__Records for this exercise__
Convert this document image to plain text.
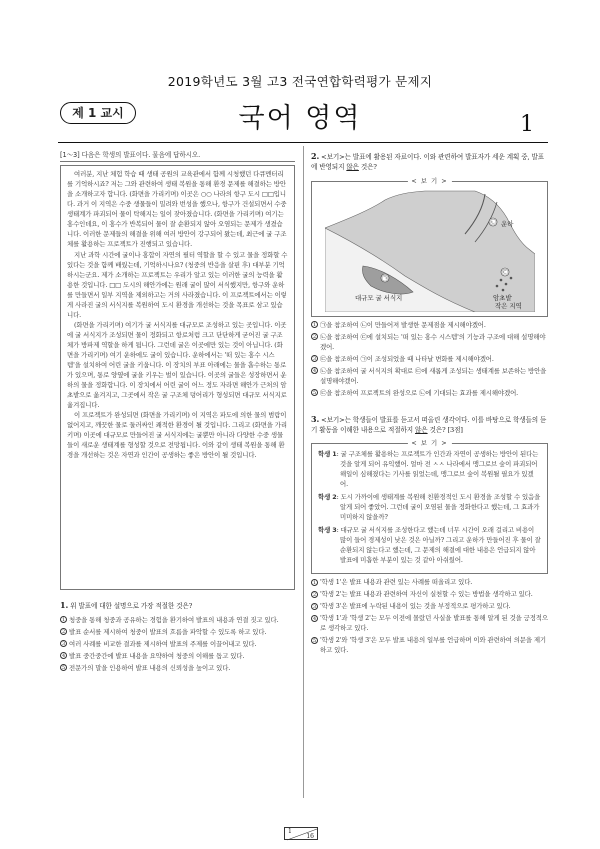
2019학년도 3월 고3 전국연합학력평가 문제지
제 1 교시	국어 영역	1
[1～3] 다음은 학생의 발표이다. 물음에 답하시오.

여러분, 지난 체험 학습 때 생태 공원의 교육관에서 함께 시청했던 다큐멘터리를 기억하시죠? 저는 그와 관련하여 생태 복원을 통해 환경 문제를 해결하는 방안을 소개하고자 합니다. (화면을 가리키며) 이곳은 ○○ 나라의 항구 도시 □□입니다. 과거 이 지역은 수중 생물들이 밀려와 번성을 했으나, 항구가 건설되면서 수중 생태계가 파괴되어 물이 탁해지는 일이 잦아졌습니다. (화면을 가리키며) 여기는 홍수인데요, 이 홍수가 반복되어 물이 잘 순환되지 않아 오염되는 문제가 생겼습니다. 이러한 문제들의 해결을 위해 여러 방안이 강구되어 왔는데, 최근에 굴 구조체를 활용하는 프로젝트가 진행되고 있습니다.

지난 과학 시간에 굴이나 홍합이 자연의 필터 역할을 할 수 있고 물을 정화할 수 있다는 것을 함께 배웠는데, 기억하시나요? (청중의 반응을 살핀 후) 대부분 기억하시는군요. 제가 소개하는 프로젝트는 우리가 알고 있는 이러한 굴의 능력을 활용한 것입니다. □□ 도시의 해안가에는 원래 굴이 많이 서식했지만, 항구와 운하를 만들면서 일부 지역을 제외하고는 거의 사라졌습니다. 이 프로젝트에서는 이렇게 사라진 굴의 서식지를 복원하여 도시 환경을 개선하는 것을 목표로 삼고 있습니다.

(화면을 가리키며) 여기가 굴 서식지를 대규모로 조성하고 있는 곳입니다. 이곳에 굴 서식지가 조성되면 물이 정화되고 항로처럼 크고 단단하게 굳어진 굴 구조체가 방파제 역할을 하게 됩니다. 그런데 굴은 이곳에만 있는 것이 아닙니다. (화면을 가리키며) 여기 운하에도 굴이 있습니다. 운하에서는 '떠 있는 홍수 시스템'을 설치하여 어린 굴을 키웁니다. 이 장치의 부표 아래에는 물을 흡수하는 통로가 있으며, 통로 양옆에 굴을 키우는 벌이 있습니다. 이곳의 굴들은 성장하면서 운하의 물을 정화합니다. 이 장치에서 어린 굴이 어느 정도 자라면 해안가 근처의 암초밭으로 옮겨지고, 그곳에서 작은 굴 구조체 덩어리가 형성되면 대규모 서식지로 옮겨집니다.

이 프로젝트가 완성되면 (화면을 가리키며) 이 지역은 파도에 의한 물의 범람이 없어지고, 깨끗한 물로 둘러싸인 쾌적한 환경이 될 것입니다. 그리고 (화면을 가리키며) 이곳에 대규모로 만들어진 굴 서식지에는 굴뿐만 아니라 다양한 수중 생물들이 새로운 생태계를 형성할 것으로 전망됩니다. 이와 같이 생태 복원을 통해 환경을 개선하는 것은 자연과 인간이 공생하는 좋은 방안이 될 것입니다.

1. 위 발표에 대한 설명으로 가장 적절한 것은?
1 청중을 통해 청중과 공유하는 경험을 환기하여 발표의 내용과 연결 짓고 있다.
2 발표 순서를 제시하여 청중이 발표의 흐름을 파악할 수 있도록 하고 있다.
3 여러 사례를 비교한 결과를 제시하여 발표의 주제를 이끌어내고 있다.
4 발표 중간중간에 발표 내용을 요약하여 청중의 이해를 돕고 있다.
5 전문가의 말을 인용하여 발표 내용의 신뢰성을 높이고 있다.
2. <보기>는 발표에 활용된 자료이다. 이와 관련하여 발표자가 세운 계획 중, 발표에 반영되지 않은 것은?
< 보 기 >
㉡
㉠
㉢
운하
대규모 굴 서식지	암초밭
작은 지역
1 ㉠을 참조하여 ㉡이 만들어져 발생한 문제점을 제시해야겠어.
2 ㉡을 참조하여 ㉢에 설치되는 '떠 있는 홍수 시스템'의 기능과 구조에 대해 설명해야겠어.
3 ㉢을 참조하여 ㉠이 조성되었을 때 나타날 변화를 제시해야겠어.
4 ㉡을 참조하여 굴 서식지의 확대로 ㉢에 새롭게 조성되는 생태계를 보존하는 방안을 설명해야겠어.
5 ㉢을 참조하여 프로젝트의 완성으로 ㉡에 기대되는 효과를 제시해야겠어.
3. <보기>는 학생들이 발표를 듣고서 떠올린 생각이다. 이를 바탕으로 학생들의 듣기 활동을 이해한 내용으로 적절하지 않은 것은? [3점]
< 보 기 >
학생 1: 굴 구조체를 활용하는 프로젝트가 인간과 자연이 공생하는 방안이 된다는 것을 알게 되어 유익했어. 얼마 전 ㅅㅅ 나라에서 맹그로브 숲이 파괴되어 해일이 심해졌다는 기사를 읽었는데, 맹그로브 숲이 복원될 필요가 있겠어.
학생 2: 도시 가까이에 생태계를 복원해 친환경적인 도시 환경을 조성할 수 있음을 알게 되어 좋았어. 그런데 굴이 오염된 물을 정화한다고 했는데, 그 효과가 미미하지 않을까?
학생 3: 대규모 굴 서식지를 조성한다고 했는데 너무 시간이 오래 걸리고 비용이 많이 들어 경제성이 낮은 것은 아닐까? 그리고 운하가 만들어진 후 물이 잘 순환되지 않는다고 했는데, 그 문제의 해결에 대한 내용은 언급되지 않아 발표에 미흡한 부분이 있는 것 같아 아쉬웠어.
1 '학생 1'은 발표 내용과 관련 있는 사례를 떠올리고 있다.
2 '학생 2'는 발표 내용과 관련하여 자신이 실천할 수 있는 방법을 생각하고 있다.
3 '학생 3'은 발표에 누락된 내용이 있는 것을 부정적으로 평가하고 있다.
4 '학생 1'과 '학생 2'는 모두 이전에 몰랐던 사실을 발표를 통해 알게 된 것을 긍정적으로 생각하고 있다.
5 '학생 2'와 '학생 3'은 모두 발표 내용의 일부를 언급하며 이와 관련하여 의문을 제기하고 있다.
1
16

__Set problem__
Pictures in the records above are not copied; print everything else exactly.

__Solution to this exercise__
Convert this document image to plain text.
2019학년도 3월 고3 전국연합학력평가 문제지
제 1 교시	국어 영역	1
[1～3] 다음은 학생의 발표이다. 물음에 답하시오.

여러분, 지난 체험 학습 때 생태 공원의 교육관에서 함께 시청했던 다큐멘터리를 기억하시죠? 저는 그와 관련하여 생태 복원을 통해 환경 문제를 해결하는 방안을 소개하고자 합니다. (화면을 가리키며) 이곳은 ○○ 나라의 항구 도시 □□입니다. 과거 이 지역은 수중 생물들이 밀려와 번성을 했으나, 항구가 건설되면서 수중 생태계가 파괴되어 물이 탁해지는 일이 잦아졌습니다. (화면을 가리키며) 여기는 홍수인데요, 이 홍수가 반복되어 물이 잘 순환되지 않아 오염되는 문제가 생겼습니다. 이러한 문제들의 해결을 위해 여러 방안이 강구되어 왔는데, 최근에 굴 구조체를 활용하는 프로젝트가 진행되고 있습니다.

지난 과학 시간에 굴이나 홍합이 자연의 필터 역할을 할 수 있고 물을 정화할 수 있다는 것을 함께 배웠는데, 기억하시나요? (청중의 반응을 살핀 후) 대부분 기억하시는군요. 제가 소개하는 프로젝트는 우리가 알고 있는 이러한 굴의 능력을 활용한 것입니다. □□ 도시의 해안가에는 원래 굴이 많이 서식했지만, 항구와 운하를 만들면서 일부 지역을 제외하고는 거의 사라졌습니다. 이 프로젝트에서는 이렇게 사라진 굴의 서식지를 복원하여 도시 환경을 개선하는 것을 목표로 삼고 있습니다.

(화면을 가리키며) 여기가 굴 서식지를 대규모로 조성하고 있는 곳입니다. 이곳에 굴 서식지가 조성되면 물이 정화되고 항로처럼 크고 단단하게 굳어진 굴 구조체가 방파제 역할을 하게 됩니다. 그런데 굴은 이곳에만 있는 것이 아닙니다. (화면을 가리키며) 여기 운하에도 굴이 있습니다. 운하에서는 '떠 있는 홍수 시스템'을 설치하여 어린 굴을 키웁니다. 이 장치의 부표 아래에는 물을 흡수하는 통로가 있으며, 통로 양옆에 굴을 키우는 벌이 있습니다. 이곳의 굴들은 성장하면서 운하의 물을 정화합니다. 이 장치에서 어린 굴이 어느 정도 자라면 해안가 근처의 암초밭으로 옮겨지고, 그곳에서 작은 굴 구조체 덩어리가 형성되면 대규모 서식지로 옮겨집니다.

이 프로젝트가 완성되면 (화면을 가리키며) 이 지역은 파도에 의한 물의 범람이 없어지고, 깨끗한 물로 둘러싸인 쾌적한 환경이 될 것입니다. 그리고 (화면을 가리키며) 이곳에 대규모로 만들어진 굴 서식지에는 굴뿐만 아니라 다양한 수중 생물들이 새로운 생태계를 형성할 것으로 전망됩니다. 이와 같이 생태 복원을 통해 환경을 개선하는 것은 자연과 인간이 공생하는 좋은 방안이 될 것입니다.

1. 위 발표에 대한 설명으로 가장 적절한 것은?
1 청중을 통해 청중과 공유하는 경험을 환기하여 발표의 내용과 연결 짓고 있다.
2 발표 순서를 제시하여 청중이 발표의 흐름을 파악할 수 있도록 하고 있다.
3 여러 사례를 비교한 결과를 제시하여 발표의 주제를 이끌어내고 있다.
4 발표 중간중간에 발표 내용을 요약하여 청중의 이해를 돕고 있다.
5 전문가의 말을 인용하여 발표 내용의 신뢰성을 높이고 있다.
2. <보기>는 발표에 활용된 자료이다. 이와 관련하여 발표자가 세운 계획 중, 발표에 반영되지 않은 것은?
< 보 기 >
㉡
㉠
㉢
운하
대규모 굴 서식지	암초밭
작은 지역
1 ㉠을 참조하여 ㉡이 만들어져 발생한 문제점을 제시해야겠어.
2 ㉡을 참조하여 ㉢에 설치되는 '떠 있는 홍수 시스템'의 기능과 구조에 대해 설명해야겠어.
3 ㉢을 참조하여 ㉠이 조성되었을 때 나타날 변화를 제시해야겠어.
4 ㉡을 참조하여 굴 서식지의 확대로 ㉢에 새롭게 조성되는 생태계를 보존하는 방안을 설명해야겠어.
5 ㉢을 참조하여 프로젝트의 완성으로 ㉡에 기대되는 효과를 제시해야겠어.
3. <보기>는 학생들이 발표를 듣고서 떠올린 생각이다. 이를 바탕으로 학생들의 듣기 활동을 이해한 내용으로 적절하지 않은 것은? [3점]
< 보 기 >
학생 1: 굴 구조체를 활용하는 프로젝트가 인간과 자연이 공생하는 방안이 된다는 것을 알게 되어 유익했어. 얼마 전 ㅅㅅ 나라에서 맹그로브 숲이 파괴되어 해일이 심해졌다는 기사를 읽었는데, 맹그로브 숲이 복원될 필요가 있겠어.
학생 2: 도시 가까이에 생태계를 복원해 친환경적인 도시 환경을 조성할 수 있음을 알게 되어 좋았어. 그런데 굴이 오염된 물을 정화한다고 했는데, 그 효과가 미미하지 않을까?
학생 3: 대규모 굴 서식지를 조성한다고 했는데 너무 시간이 오래 걸리고 비용이 많이 들어 경제성이 낮은 것은 아닐까? 그리고 운하가 만들어진 후 물이 잘 순환되지 않는다고 했는데, 그 문제의 해결에 대한 내용은 언급되지 않아 발표에 미흡한 부분이 있는 것 같아 아쉬웠어.
1 '학생 1'은 발표 내용과 관련 있는 사례를 떠올리고 있다.
2 '학생 2'는 발표 내용과 관련하여 자신이 실천할 수 있는 방법을 생각하고 있다.
3 '학생 3'은 발표에 누락된 내용이 있는 것을 부정적으로 평가하고 있다.
4 '학생 1'과 '학생 2'는 모두 이전에 몰랐던 사실을 발표를 통해 알게 된 것을 긍정적으로 생각하고 있다.
5 '학생 2'와 '학생 3'은 모두 발표 내용의 일부를 언급하며 이와 관련하여 의문을 제기하고 있다.
1
16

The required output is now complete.